[Exercise goal] Below are the records; collect from them each line containing the string "Zheng".

(Entries taken from a collection)
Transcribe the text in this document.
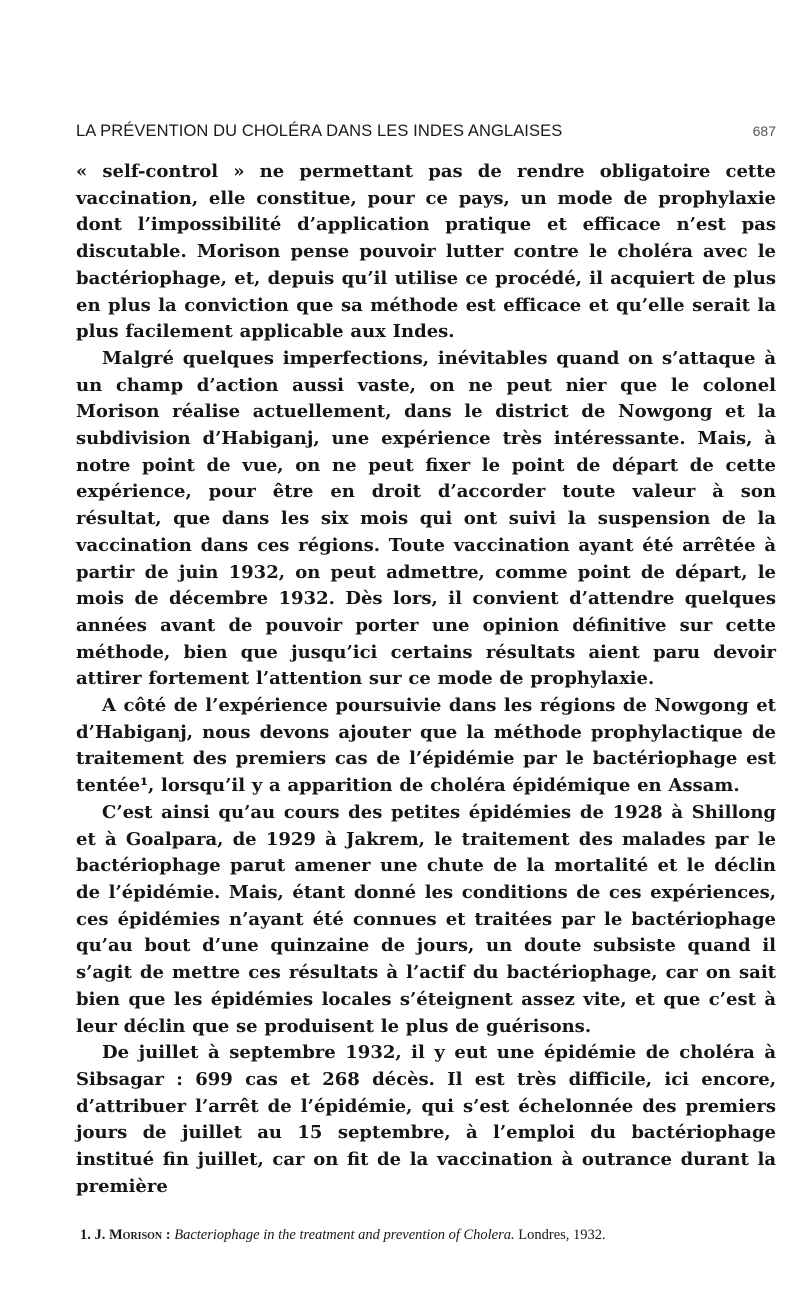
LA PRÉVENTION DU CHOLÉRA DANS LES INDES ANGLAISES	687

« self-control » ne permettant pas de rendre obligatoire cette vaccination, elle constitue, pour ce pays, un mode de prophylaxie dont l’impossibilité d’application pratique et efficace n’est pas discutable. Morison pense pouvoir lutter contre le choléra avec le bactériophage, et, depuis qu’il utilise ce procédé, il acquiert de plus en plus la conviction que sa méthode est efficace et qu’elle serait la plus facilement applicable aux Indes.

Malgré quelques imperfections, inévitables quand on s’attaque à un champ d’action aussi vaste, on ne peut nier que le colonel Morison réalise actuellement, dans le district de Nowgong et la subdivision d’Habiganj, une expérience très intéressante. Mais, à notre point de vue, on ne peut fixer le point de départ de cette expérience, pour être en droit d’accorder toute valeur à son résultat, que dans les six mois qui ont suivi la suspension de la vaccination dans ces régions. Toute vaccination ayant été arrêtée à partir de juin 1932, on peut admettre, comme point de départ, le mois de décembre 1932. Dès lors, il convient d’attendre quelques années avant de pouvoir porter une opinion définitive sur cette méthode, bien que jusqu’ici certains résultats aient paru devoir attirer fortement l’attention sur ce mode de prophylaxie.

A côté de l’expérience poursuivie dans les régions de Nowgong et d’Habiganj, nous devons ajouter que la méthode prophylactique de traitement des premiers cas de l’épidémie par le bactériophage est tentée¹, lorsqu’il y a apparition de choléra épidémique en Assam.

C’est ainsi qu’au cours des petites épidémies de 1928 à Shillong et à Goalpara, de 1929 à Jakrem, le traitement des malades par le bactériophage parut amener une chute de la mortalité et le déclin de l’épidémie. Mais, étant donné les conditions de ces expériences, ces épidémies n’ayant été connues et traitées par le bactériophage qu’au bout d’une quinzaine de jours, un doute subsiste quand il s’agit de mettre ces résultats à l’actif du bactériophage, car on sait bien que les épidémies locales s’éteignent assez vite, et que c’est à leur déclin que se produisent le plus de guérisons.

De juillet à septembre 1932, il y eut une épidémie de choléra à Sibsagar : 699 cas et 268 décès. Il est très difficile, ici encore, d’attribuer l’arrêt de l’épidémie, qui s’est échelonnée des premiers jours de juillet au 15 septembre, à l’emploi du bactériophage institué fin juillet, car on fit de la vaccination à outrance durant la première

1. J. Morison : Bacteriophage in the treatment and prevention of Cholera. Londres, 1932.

* * *

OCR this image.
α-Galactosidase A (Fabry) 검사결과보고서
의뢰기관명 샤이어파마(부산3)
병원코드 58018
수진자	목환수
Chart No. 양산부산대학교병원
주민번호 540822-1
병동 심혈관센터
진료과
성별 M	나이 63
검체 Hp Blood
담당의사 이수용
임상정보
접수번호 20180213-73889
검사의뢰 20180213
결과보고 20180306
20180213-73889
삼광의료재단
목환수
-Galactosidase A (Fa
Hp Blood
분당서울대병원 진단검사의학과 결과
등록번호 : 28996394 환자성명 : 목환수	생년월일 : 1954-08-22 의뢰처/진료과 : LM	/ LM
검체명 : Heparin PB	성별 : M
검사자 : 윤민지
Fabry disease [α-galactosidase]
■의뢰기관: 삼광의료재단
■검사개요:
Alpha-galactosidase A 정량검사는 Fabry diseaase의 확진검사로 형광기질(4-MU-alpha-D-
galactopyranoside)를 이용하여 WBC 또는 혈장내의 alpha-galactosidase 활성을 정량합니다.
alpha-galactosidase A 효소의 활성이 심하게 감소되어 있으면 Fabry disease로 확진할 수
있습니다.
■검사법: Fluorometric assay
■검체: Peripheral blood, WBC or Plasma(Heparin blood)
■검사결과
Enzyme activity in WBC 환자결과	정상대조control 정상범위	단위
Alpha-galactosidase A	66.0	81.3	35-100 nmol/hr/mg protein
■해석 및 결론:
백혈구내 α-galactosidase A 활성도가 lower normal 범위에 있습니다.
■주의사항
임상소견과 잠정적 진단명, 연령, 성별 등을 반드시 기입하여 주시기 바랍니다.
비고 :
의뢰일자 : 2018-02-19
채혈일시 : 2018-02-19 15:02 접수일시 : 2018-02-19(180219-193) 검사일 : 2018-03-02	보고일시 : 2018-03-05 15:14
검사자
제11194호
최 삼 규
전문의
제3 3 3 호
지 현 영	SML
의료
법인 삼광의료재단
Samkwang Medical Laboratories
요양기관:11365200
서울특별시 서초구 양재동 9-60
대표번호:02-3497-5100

==

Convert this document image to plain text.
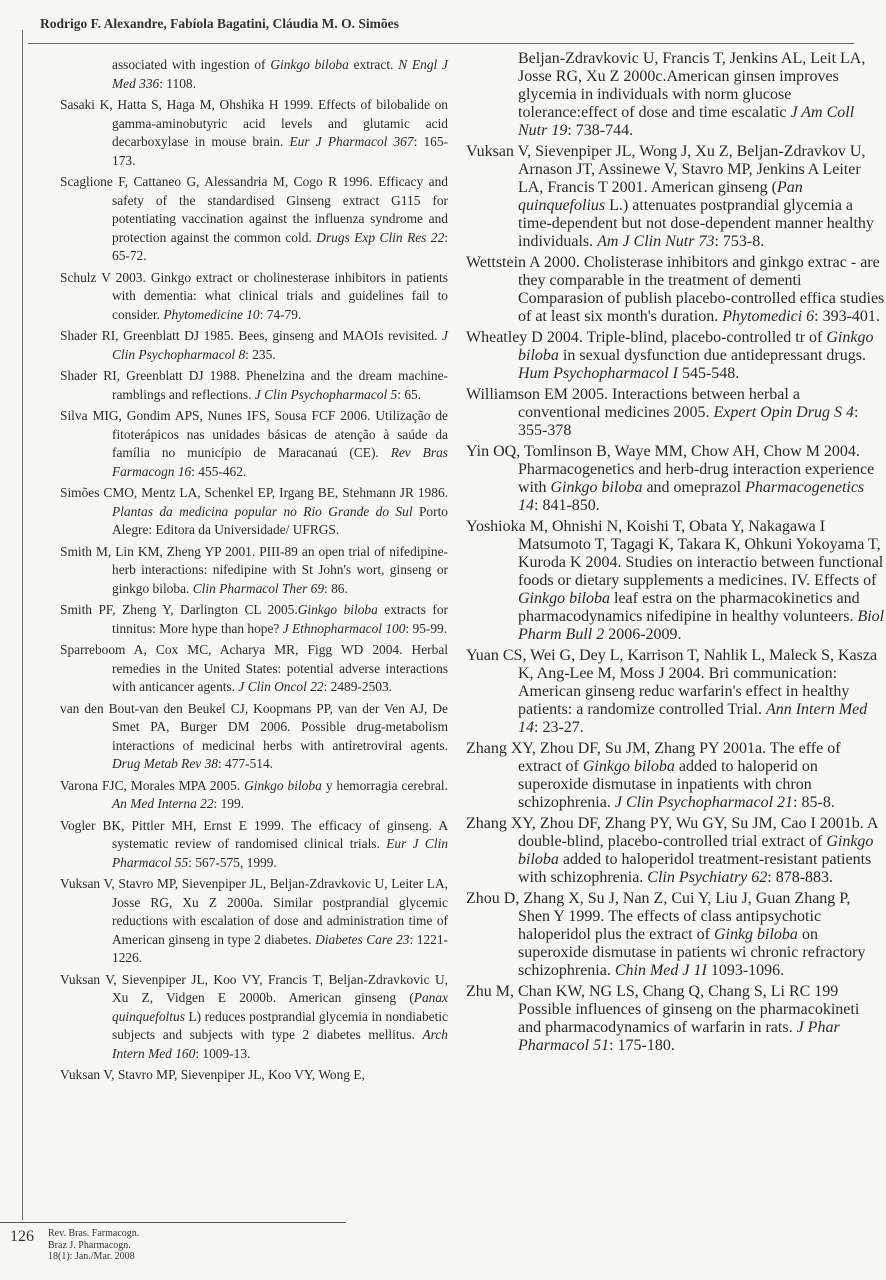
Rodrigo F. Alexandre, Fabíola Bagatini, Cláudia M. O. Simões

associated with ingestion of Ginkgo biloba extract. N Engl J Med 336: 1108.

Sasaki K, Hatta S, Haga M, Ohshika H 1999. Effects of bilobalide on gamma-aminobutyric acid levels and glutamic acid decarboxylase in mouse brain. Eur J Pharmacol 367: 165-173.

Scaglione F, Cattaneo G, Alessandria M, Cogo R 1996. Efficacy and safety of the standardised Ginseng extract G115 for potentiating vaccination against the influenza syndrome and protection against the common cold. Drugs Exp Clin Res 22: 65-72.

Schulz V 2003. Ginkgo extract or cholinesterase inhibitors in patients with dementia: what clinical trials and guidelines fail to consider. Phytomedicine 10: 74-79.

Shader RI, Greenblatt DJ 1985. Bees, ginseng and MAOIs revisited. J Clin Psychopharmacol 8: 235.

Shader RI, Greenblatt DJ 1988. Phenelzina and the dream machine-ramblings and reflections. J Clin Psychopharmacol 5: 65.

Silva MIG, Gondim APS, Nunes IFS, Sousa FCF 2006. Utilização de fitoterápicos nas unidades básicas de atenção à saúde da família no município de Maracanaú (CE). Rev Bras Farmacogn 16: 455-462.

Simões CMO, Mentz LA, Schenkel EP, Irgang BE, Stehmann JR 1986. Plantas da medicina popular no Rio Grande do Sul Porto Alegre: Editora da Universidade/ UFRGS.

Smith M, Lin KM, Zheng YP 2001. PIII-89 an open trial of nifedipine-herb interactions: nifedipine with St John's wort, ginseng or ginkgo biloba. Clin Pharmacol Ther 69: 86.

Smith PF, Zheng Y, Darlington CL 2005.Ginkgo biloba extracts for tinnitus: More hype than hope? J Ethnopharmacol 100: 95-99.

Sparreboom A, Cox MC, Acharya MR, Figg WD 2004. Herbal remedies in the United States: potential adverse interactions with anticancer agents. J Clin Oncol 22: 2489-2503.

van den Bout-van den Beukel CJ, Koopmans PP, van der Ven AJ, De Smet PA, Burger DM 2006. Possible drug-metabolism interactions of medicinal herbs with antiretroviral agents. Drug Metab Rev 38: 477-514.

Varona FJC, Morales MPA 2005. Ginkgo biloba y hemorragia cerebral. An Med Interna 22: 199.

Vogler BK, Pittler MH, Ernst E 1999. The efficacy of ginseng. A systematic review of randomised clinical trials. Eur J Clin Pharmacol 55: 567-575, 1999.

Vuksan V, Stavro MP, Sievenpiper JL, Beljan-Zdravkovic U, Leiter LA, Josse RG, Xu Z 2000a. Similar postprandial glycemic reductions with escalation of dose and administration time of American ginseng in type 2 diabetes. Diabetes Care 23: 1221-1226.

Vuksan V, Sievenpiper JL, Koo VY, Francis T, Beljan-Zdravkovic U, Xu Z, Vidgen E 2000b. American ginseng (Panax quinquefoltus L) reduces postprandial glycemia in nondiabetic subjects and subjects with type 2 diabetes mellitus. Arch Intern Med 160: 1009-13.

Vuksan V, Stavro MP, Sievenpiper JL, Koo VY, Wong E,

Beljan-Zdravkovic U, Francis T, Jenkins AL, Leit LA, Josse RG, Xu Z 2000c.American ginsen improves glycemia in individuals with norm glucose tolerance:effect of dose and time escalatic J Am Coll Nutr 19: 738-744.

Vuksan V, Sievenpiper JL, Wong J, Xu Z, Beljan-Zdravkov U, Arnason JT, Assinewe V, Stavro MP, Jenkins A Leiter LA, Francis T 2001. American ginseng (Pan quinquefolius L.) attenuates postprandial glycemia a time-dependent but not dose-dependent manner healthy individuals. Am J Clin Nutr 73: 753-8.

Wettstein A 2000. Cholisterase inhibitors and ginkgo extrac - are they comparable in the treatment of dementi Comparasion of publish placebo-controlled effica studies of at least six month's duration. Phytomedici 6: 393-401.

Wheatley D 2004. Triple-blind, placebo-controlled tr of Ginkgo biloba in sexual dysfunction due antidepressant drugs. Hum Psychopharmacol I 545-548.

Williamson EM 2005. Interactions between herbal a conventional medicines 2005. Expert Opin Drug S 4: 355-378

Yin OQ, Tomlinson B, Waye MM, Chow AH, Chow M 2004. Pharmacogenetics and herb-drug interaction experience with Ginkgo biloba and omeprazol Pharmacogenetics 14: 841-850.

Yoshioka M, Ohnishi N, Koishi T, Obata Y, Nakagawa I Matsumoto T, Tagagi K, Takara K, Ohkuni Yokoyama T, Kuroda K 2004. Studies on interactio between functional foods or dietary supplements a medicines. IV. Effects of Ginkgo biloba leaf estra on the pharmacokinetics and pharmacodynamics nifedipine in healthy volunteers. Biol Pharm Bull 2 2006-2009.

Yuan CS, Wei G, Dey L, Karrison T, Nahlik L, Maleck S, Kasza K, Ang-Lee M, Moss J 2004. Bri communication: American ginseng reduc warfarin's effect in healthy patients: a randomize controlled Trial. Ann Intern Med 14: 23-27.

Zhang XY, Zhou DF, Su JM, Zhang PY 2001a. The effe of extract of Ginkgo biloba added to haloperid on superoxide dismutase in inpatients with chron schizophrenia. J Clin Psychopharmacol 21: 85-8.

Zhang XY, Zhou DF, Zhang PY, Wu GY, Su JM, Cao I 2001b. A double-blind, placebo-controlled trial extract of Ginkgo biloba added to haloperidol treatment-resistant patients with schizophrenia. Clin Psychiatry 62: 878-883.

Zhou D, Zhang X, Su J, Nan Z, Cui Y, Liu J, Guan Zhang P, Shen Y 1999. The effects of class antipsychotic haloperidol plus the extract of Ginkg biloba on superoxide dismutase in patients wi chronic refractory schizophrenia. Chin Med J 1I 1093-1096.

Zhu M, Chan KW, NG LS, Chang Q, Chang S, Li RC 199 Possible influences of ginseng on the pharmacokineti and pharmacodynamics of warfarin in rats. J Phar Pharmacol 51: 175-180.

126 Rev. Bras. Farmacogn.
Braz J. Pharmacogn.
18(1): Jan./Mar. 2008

[Written response]
Smith M, Lin KM, Zheng YP 2001. PIII-89 an open trial of nifedipine-herb interactions: nifedipine with St John's wort, ginseng or ginkgo biloba. Clin Pharmacol Ther 69: 86.
Smith PF, Zheng Y, Darlington CL 2005.Ginkgo biloba extracts for tinnitus: More hype than hope? J Ethnopharmacol 100: 95-99.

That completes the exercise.